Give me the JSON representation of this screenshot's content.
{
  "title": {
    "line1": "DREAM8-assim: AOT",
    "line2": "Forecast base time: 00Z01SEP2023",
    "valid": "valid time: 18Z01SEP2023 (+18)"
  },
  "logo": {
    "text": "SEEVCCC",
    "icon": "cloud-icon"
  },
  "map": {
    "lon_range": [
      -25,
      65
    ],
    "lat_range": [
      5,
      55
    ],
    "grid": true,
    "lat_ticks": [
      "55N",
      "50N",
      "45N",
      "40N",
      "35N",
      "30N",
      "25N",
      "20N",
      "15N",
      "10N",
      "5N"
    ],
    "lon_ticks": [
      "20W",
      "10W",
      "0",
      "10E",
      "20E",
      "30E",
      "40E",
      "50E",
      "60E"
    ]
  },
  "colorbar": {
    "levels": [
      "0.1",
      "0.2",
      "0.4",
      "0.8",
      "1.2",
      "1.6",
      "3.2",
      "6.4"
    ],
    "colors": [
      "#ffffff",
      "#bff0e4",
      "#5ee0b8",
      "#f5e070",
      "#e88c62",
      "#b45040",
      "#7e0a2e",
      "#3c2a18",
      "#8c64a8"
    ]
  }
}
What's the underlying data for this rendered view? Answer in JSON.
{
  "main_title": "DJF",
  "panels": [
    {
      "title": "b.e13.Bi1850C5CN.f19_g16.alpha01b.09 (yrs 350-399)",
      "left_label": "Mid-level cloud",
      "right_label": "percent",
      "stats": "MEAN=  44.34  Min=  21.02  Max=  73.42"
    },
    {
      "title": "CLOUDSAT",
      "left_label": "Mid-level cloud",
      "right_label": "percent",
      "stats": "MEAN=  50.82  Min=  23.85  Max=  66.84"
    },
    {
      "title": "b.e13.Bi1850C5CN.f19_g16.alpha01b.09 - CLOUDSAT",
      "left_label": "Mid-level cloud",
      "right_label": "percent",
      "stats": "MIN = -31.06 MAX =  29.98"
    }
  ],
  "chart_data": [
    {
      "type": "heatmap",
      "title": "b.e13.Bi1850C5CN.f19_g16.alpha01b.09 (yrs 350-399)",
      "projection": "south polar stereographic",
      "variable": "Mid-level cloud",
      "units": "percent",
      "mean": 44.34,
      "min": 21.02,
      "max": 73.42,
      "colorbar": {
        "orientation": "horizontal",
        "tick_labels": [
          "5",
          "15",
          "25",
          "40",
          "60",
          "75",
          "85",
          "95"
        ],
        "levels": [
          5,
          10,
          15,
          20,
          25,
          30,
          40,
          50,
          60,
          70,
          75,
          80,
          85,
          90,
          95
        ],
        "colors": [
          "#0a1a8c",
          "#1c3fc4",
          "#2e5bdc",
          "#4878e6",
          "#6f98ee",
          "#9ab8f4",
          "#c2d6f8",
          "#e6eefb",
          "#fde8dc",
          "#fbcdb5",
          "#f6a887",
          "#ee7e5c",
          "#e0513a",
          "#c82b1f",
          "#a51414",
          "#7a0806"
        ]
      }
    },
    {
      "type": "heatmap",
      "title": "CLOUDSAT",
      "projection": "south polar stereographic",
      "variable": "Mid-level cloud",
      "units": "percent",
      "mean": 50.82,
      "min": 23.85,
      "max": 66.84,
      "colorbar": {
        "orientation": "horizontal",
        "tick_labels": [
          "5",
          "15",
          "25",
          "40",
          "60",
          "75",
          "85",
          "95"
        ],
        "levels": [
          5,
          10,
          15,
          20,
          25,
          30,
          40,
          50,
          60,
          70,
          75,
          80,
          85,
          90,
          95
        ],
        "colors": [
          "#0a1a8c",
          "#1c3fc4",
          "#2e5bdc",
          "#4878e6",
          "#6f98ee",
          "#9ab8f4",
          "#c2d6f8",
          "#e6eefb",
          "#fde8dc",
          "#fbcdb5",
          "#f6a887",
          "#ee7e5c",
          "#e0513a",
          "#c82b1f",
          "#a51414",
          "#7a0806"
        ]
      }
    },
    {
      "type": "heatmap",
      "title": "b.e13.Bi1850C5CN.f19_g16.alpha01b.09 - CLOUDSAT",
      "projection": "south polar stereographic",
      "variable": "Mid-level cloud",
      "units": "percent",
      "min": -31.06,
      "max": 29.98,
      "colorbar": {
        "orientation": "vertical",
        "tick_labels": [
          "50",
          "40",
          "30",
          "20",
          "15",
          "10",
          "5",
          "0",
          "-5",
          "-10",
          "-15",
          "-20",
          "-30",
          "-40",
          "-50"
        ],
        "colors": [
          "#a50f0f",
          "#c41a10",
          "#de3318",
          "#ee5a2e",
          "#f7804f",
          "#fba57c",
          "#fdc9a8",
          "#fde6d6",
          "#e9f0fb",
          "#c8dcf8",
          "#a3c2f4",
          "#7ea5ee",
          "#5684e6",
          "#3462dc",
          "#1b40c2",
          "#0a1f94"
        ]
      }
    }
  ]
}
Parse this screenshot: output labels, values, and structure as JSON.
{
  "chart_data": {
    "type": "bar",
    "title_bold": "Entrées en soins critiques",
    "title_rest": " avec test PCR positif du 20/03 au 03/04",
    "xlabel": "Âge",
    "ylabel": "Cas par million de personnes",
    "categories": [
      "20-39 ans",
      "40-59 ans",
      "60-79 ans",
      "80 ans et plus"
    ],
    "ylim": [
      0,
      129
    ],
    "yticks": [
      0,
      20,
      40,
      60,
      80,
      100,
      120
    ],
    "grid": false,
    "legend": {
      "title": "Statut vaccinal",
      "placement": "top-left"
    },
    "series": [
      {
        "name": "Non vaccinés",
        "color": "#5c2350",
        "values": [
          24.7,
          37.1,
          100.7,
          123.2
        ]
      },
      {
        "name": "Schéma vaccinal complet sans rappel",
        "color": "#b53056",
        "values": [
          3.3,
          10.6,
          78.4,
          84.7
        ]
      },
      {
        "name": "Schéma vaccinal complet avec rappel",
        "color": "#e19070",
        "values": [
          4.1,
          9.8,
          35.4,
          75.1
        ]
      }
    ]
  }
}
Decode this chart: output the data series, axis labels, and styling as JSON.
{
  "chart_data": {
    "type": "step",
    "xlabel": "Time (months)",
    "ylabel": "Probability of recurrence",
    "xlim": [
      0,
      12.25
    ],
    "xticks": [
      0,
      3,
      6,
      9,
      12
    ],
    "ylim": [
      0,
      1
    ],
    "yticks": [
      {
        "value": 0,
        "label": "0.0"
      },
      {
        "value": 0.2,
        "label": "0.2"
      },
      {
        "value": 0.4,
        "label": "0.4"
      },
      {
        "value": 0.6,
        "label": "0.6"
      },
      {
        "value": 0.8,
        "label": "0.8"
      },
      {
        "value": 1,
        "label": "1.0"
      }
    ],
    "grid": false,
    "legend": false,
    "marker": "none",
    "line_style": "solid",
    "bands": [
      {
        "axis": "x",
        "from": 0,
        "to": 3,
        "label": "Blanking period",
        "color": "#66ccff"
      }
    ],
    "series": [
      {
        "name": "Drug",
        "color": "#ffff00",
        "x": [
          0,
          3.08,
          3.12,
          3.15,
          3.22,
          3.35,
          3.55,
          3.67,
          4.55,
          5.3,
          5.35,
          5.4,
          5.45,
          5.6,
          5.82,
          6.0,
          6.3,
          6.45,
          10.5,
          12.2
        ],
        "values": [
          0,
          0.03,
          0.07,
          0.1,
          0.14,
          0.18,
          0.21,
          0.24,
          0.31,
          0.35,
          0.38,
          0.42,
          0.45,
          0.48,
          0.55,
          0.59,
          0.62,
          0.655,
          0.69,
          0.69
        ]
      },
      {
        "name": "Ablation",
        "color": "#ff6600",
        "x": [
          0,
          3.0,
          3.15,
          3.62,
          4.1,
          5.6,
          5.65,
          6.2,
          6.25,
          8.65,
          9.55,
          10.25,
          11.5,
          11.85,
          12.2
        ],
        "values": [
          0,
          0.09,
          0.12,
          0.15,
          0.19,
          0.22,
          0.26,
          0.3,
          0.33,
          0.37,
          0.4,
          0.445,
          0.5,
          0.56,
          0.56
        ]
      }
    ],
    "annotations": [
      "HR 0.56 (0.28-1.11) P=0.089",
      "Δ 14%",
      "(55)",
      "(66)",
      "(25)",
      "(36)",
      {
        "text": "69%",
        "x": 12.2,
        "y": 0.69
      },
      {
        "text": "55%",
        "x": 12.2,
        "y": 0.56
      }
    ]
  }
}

* * * * * * *

● **STATED GOAL**
In the records above, locate the lines holding the word "axis". Copy each of them.

● **THE COMPLETED TASK**
Decode this chart: output the data series, axis labels, and styling as JSON.
        "axis": "x",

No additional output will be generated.